◆ TASK OBJECTIVE ◆
The required output is a single number: how many lines of the material contain the string "content".

------ RECORDED INFORMATION

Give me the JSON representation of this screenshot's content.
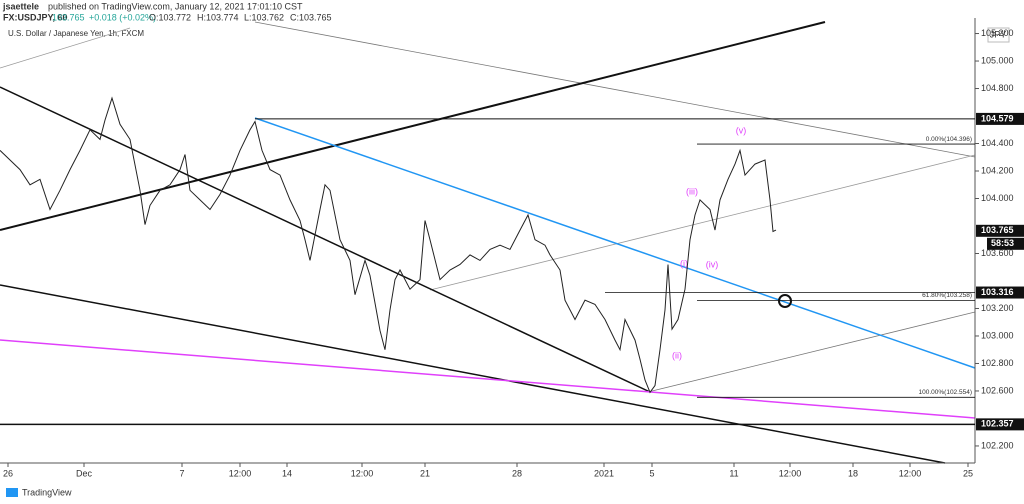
{
  "header": {
    "author": "jsaettele",
    "published": "published on TradingView.com, January 12, 2021 17:01:10 CST",
    "symbol": "FX:USDJPY, 60",
    "last": "103.765",
    "change": "+0.018 (+0.02%)",
    "open": "O:103.772",
    "high": "H:103.774",
    "low": "L:103.762",
    "close": "C:103.765"
  },
  "chart_data": {
    "type": "line",
    "title": "U.S. Dollar / Japanese Yen, 1h, FXCM",
    "currency": "JPY",
    "color": "#222222",
    "x": [
      0,
      10,
      20,
      30,
      40,
      50,
      60,
      70,
      80,
      90,
      100,
      105,
      112,
      120,
      130,
      140,
      145,
      150,
      160,
      170,
      180,
      185,
      190,
      200,
      210,
      220,
      230,
      240,
      250,
      255,
      262,
      270,
      280,
      290,
      300,
      305,
      310,
      320,
      325,
      330,
      340,
      350,
      355,
      365,
      370,
      380,
      385,
      390,
      395,
      400,
      410,
      420,
      425,
      430,
      440,
      450,
      460,
      470,
      480,
      490,
      500,
      510,
      520,
      528,
      535,
      545,
      550,
      560,
      565,
      575,
      585,
      595,
      605,
      615,
      620,
      625,
      635,
      640,
      645,
      650,
      655,
      660,
      665,
      668,
      672,
      678,
      685,
      690,
      695,
      700,
      710,
      715,
      720,
      728,
      735,
      740,
      745,
      755,
      765,
      770,
      773,
      776
    ],
    "values": [
      104.35,
      104.28,
      104.21,
      104.1,
      104.14,
      103.92,
      104.06,
      104.21,
      104.35,
      104.5,
      104.43,
      104.57,
      104.73,
      104.54,
      104.43,
      104.06,
      103.81,
      103.95,
      104.06,
      104.1,
      104.21,
      104.32,
      104.06,
      103.99,
      103.92,
      104.03,
      104.17,
      104.35,
      104.5,
      104.56,
      104.35,
      104.21,
      104.17,
      103.99,
      103.84,
      103.7,
      103.55,
      103.92,
      104.1,
      104.06,
      103.7,
      103.55,
      103.3,
      103.55,
      103.44,
      103.04,
      102.9,
      103.19,
      103.41,
      103.48,
      103.34,
      103.41,
      103.84,
      103.7,
      103.41,
      103.48,
      103.52,
      103.59,
      103.55,
      103.63,
      103.66,
      103.63,
      103.77,
      103.88,
      103.7,
      103.66,
      103.59,
      103.48,
      103.26,
      103.12,
      103.26,
      103.23,
      103.12,
      102.97,
      102.9,
      103.12,
      102.97,
      102.83,
      102.68,
      102.59,
      102.64,
      102.9,
      103.19,
      103.52,
      103.05,
      103.12,
      103.34,
      103.7,
      103.88,
      103.99,
      103.92,
      103.77,
      103.99,
      104.14,
      104.25,
      104.35,
      104.17,
      104.25,
      104.28,
      103.99,
      103.76,
      103.77
    ],
    "xlim": [
      0,
      975
    ],
    "xticks": [
      {
        "value": 8,
        "label": "26"
      },
      {
        "value": 84,
        "label": "Dec"
      },
      {
        "value": 182,
        "label": "7"
      },
      {
        "value": 240,
        "label": "12:00"
      },
      {
        "value": 287,
        "label": "14"
      },
      {
        "value": 362,
        "label": "12:00"
      },
      {
        "value": 425,
        "label": "21"
      },
      {
        "value": 517,
        "label": "28"
      },
      {
        "value": 604,
        "label": "2021"
      },
      {
        "value": 652,
        "label": "5"
      },
      {
        "value": 734,
        "label": "11"
      },
      {
        "value": 790,
        "label": "12:00"
      },
      {
        "value": 853,
        "label": "18"
      },
      {
        "value": 910,
        "label": "12:00"
      },
      {
        "value": 968,
        "label": "25"
      }
    ],
    "ylim": [
      102.076,
      105.313
    ],
    "yticks": [
      {
        "value": 105.2,
        "label": "105.200"
      },
      {
        "value": 105.0,
        "label": "105.000"
      },
      {
        "value": 104.8,
        "label": "104.800"
      },
      {
        "value": 104.4,
        "label": "104.400"
      },
      {
        "value": 104.2,
        "label": "104.200"
      },
      {
        "value": 104.0,
        "label": "104.000"
      },
      {
        "value": 103.6,
        "label": "103.600"
      },
      {
        "value": 103.2,
        "label": "103.200"
      },
      {
        "value": 103.0,
        "label": "103.000"
      },
      {
        "value": 102.8,
        "label": "102.800"
      },
      {
        "value": 102.6,
        "label": "102.600"
      },
      {
        "value": 102.2,
        "label": "102.200"
      }
    ],
    "grid": false,
    "levels": [
      104.579,
      103.316,
      102.357
    ],
    "last_price": 103.765,
    "countdown": "58:53",
    "fib": [
      {
        "value": 104.396,
        "label": "0.00%(104.396)"
      },
      {
        "value": 103.258,
        "label": "61.80%(103.258)"
      },
      {
        "value": 102.554,
        "label": "100.00%(102.554)"
      }
    ],
    "wave_labels": [
      "(i)",
      "(ii)",
      "(iii)",
      "(iv)",
      "(v)"
    ]
  },
  "footer": {
    "brand": "TradingView"
  }
}
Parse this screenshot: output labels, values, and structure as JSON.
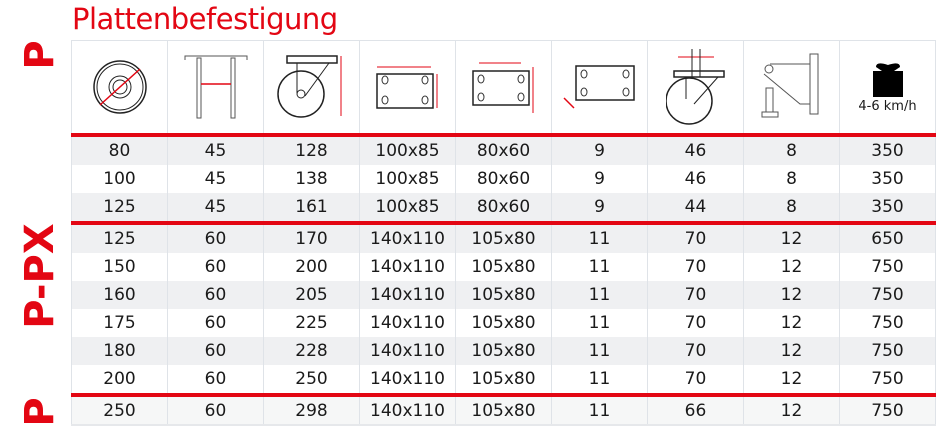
{
  "title": "Plattenbefestigung",
  "side_labels": [
    "P",
    "P-PX",
    "P"
  ],
  "accent_color": "#e30613",
  "header": {
    "icons": [
      "wheel-diameter-icon",
      "wheel-width-icon",
      "overall-height-icon",
      "plate-size-icon",
      "bolt-hole-spacing-icon",
      "bolt-hole-diameter-icon",
      "offset-icon",
      "bracket-bolt-icon",
      "load-capacity-weight-icon"
    ],
    "speed_label": "4-6 km/h"
  },
  "rows": [
    [
      "80",
      "45",
      "128",
      "100x85",
      "80x60",
      "9",
      "46",
      "8",
      "350"
    ],
    [
      "100",
      "45",
      "138",
      "100x85",
      "80x60",
      "9",
      "46",
      "8",
      "350"
    ],
    [
      "125",
      "45",
      "161",
      "100x85",
      "80x60",
      "9",
      "44",
      "8",
      "350"
    ],
    [
      "125",
      "60",
      "170",
      "140x110",
      "105x80",
      "11",
      "70",
      "12",
      "650"
    ],
    [
      "150",
      "60",
      "200",
      "140x110",
      "105x80",
      "11",
      "70",
      "12",
      "750"
    ],
    [
      "160",
      "60",
      "205",
      "140x110",
      "105x80",
      "11",
      "70",
      "12",
      "750"
    ],
    [
      "175",
      "60",
      "225",
      "140x110",
      "105x80",
      "11",
      "70",
      "12",
      "750"
    ],
    [
      "180",
      "60",
      "228",
      "140x110",
      "105x80",
      "11",
      "70",
      "12",
      "750"
    ],
    [
      "200",
      "60",
      "250",
      "140x110",
      "105x80",
      "11",
      "70",
      "12",
      "750"
    ],
    [
      "250",
      "60",
      "298",
      "140x110",
      "105x80",
      "11",
      "66",
      "12",
      "750"
    ]
  ]
}
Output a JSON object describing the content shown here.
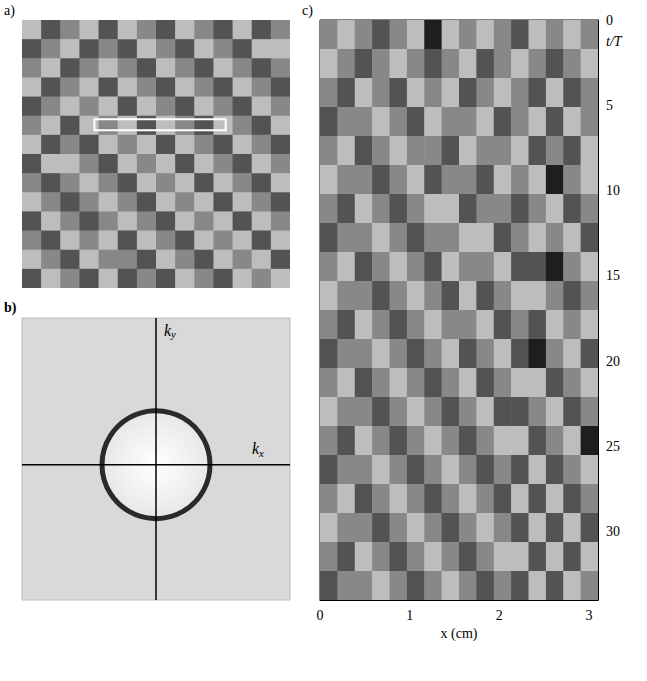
{
  "chart_data": [
    {
      "type": "heatmap",
      "panel": "a)",
      "tick_labels": false,
      "crange": [
        -2,
        2
      ],
      "cells": [
        [
          1,
          -1,
          0,
          1,
          -1,
          1,
          0,
          -1,
          1,
          0,
          -1,
          1,
          -1,
          0
        ],
        [
          -1,
          0,
          1,
          -1,
          0,
          -1,
          1,
          0,
          -1,
          1,
          0,
          -1,
          1,
          1
        ],
        [
          0,
          1,
          -1,
          0,
          1,
          0,
          -1,
          1,
          0,
          -1,
          1,
          0,
          -1,
          0
        ],
        [
          1,
          -1,
          0,
          1,
          -1,
          1,
          0,
          -1,
          1,
          0,
          -1,
          1,
          0,
          -1
        ],
        [
          -1,
          0,
          1,
          0,
          1,
          -1,
          1,
          0,
          -1,
          1,
          0,
          -1,
          1,
          0
        ],
        [
          0,
          1,
          -1,
          1,
          0,
          1,
          -1,
          1,
          0,
          -1,
          1,
          0,
          -1,
          1
        ],
        [
          1,
          -1,
          0,
          -1,
          1,
          0,
          1,
          -1,
          1,
          0,
          -1,
          1,
          0,
          -1
        ],
        [
          -1,
          1,
          1,
          0,
          -1,
          1,
          0,
          1,
          -1,
          1,
          0,
          -1,
          1,
          0
        ],
        [
          0,
          -1,
          0,
          1,
          0,
          -1,
          1,
          0,
          1,
          -1,
          1,
          0,
          -1,
          1
        ],
        [
          1,
          0,
          -1,
          0,
          1,
          0,
          -1,
          1,
          0,
          1,
          -1,
          1,
          0,
          -1
        ],
        [
          -1,
          1,
          0,
          -1,
          0,
          1,
          0,
          -1,
          1,
          0,
          1,
          -1,
          1,
          0
        ],
        [
          0,
          -1,
          1,
          0,
          1,
          -1,
          1,
          0,
          -1,
          1,
          0,
          1,
          -1,
          1
        ],
        [
          1,
          0,
          -1,
          1,
          0,
          0,
          -1,
          1,
          0,
          -1,
          1,
          0,
          1,
          -1
        ],
        [
          -1,
          1,
          0,
          -1,
          1,
          -1,
          0,
          -1,
          1,
          0,
          -1,
          1,
          0,
          1
        ]
      ]
    },
    {
      "type": "spectrum",
      "panel": "b)",
      "xlabel": "kx",
      "ylabel": "ky",
      "tick_labels": false
    },
    {
      "type": "heatmap",
      "panel": "c)",
      "xlabel": "x (cm)",
      "ylabel": "t/T",
      "xlim": [
        0,
        3.1
      ],
      "ylim": [
        0,
        34
      ],
      "xticks": [
        0,
        1,
        2,
        3
      ],
      "yticks": [
        0,
        5,
        10,
        15,
        20,
        25,
        30
      ],
      "crange": [
        -2,
        2
      ],
      "cells": [
        [
          0,
          1,
          0,
          -1,
          0,
          1,
          -2,
          1,
          0,
          1,
          0,
          -1,
          1,
          0,
          1,
          0
        ],
        [
          1,
          0,
          -1,
          0,
          1,
          0,
          -1,
          0,
          1,
          -1,
          0,
          1,
          0,
          -1,
          0,
          1
        ],
        [
          0,
          -1,
          1,
          0,
          -1,
          1,
          0,
          1,
          -1,
          0,
          1,
          0,
          -1,
          1,
          -1,
          0
        ],
        [
          -1,
          0,
          0,
          1,
          0,
          -1,
          1,
          0,
          0,
          1,
          -1,
          0,
          1,
          -1,
          1,
          0
        ],
        [
          0,
          1,
          -1,
          0,
          1,
          0,
          0,
          -1,
          1,
          0,
          0,
          1,
          -1,
          0,
          -1,
          1
        ],
        [
          1,
          0,
          0,
          -1,
          0,
          1,
          -1,
          0,
          0,
          -1,
          1,
          0,
          1,
          -2,
          0,
          1
        ],
        [
          0,
          -1,
          1,
          0,
          -1,
          0,
          1,
          1,
          -1,
          0,
          0,
          -1,
          0,
          1,
          -1,
          0
        ],
        [
          -1,
          0,
          0,
          1,
          0,
          -1,
          0,
          0,
          1,
          1,
          -1,
          0,
          1,
          0,
          1,
          -1
        ],
        [
          0,
          1,
          -1,
          0,
          1,
          0,
          -1,
          1,
          0,
          0,
          1,
          -1,
          -1,
          -2,
          0,
          1
        ],
        [
          1,
          0,
          0,
          -1,
          0,
          1,
          0,
          -1,
          1,
          -1,
          0,
          1,
          1,
          0,
          -1,
          0
        ],
        [
          0,
          -1,
          1,
          0,
          -1,
          0,
          1,
          0,
          0,
          1,
          -1,
          0,
          -1,
          1,
          0,
          1
        ],
        [
          -1,
          0,
          0,
          1,
          0,
          -1,
          0,
          1,
          -1,
          0,
          1,
          -1,
          -2,
          0,
          1,
          -1
        ],
        [
          0,
          1,
          -1,
          0,
          1,
          0,
          -1,
          0,
          1,
          -1,
          0,
          1,
          1,
          -1,
          0,
          1
        ],
        [
          1,
          0,
          0,
          -1,
          0,
          1,
          0,
          -1,
          0,
          1,
          -1,
          -1,
          0,
          1,
          -1,
          0
        ],
        [
          0,
          -1,
          1,
          0,
          -1,
          0,
          1,
          0,
          -1,
          0,
          1,
          1,
          -1,
          0,
          1,
          -2
        ],
        [
          -1,
          0,
          0,
          1,
          0,
          -1,
          0,
          1,
          0,
          -1,
          0,
          -1,
          1,
          -1,
          0,
          1
        ],
        [
          0,
          1,
          -1,
          0,
          1,
          0,
          -1,
          0,
          1,
          0,
          -1,
          1,
          -1,
          1,
          -1,
          0
        ],
        [
          1,
          0,
          0,
          -1,
          0,
          1,
          0,
          -1,
          0,
          1,
          0,
          -1,
          1,
          -1,
          1,
          -1
        ],
        [
          0,
          -1,
          1,
          0,
          -1,
          0,
          1,
          0,
          -1,
          0,
          1,
          1,
          -1,
          1,
          -1,
          1
        ],
        [
          -1,
          0,
          0,
          1,
          0,
          -1,
          0,
          1,
          0,
          -1,
          0,
          -1,
          1,
          -1,
          1,
          0
        ]
      ]
    }
  ]
}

------------

◆ EXERCISE OUTPUT ◆
2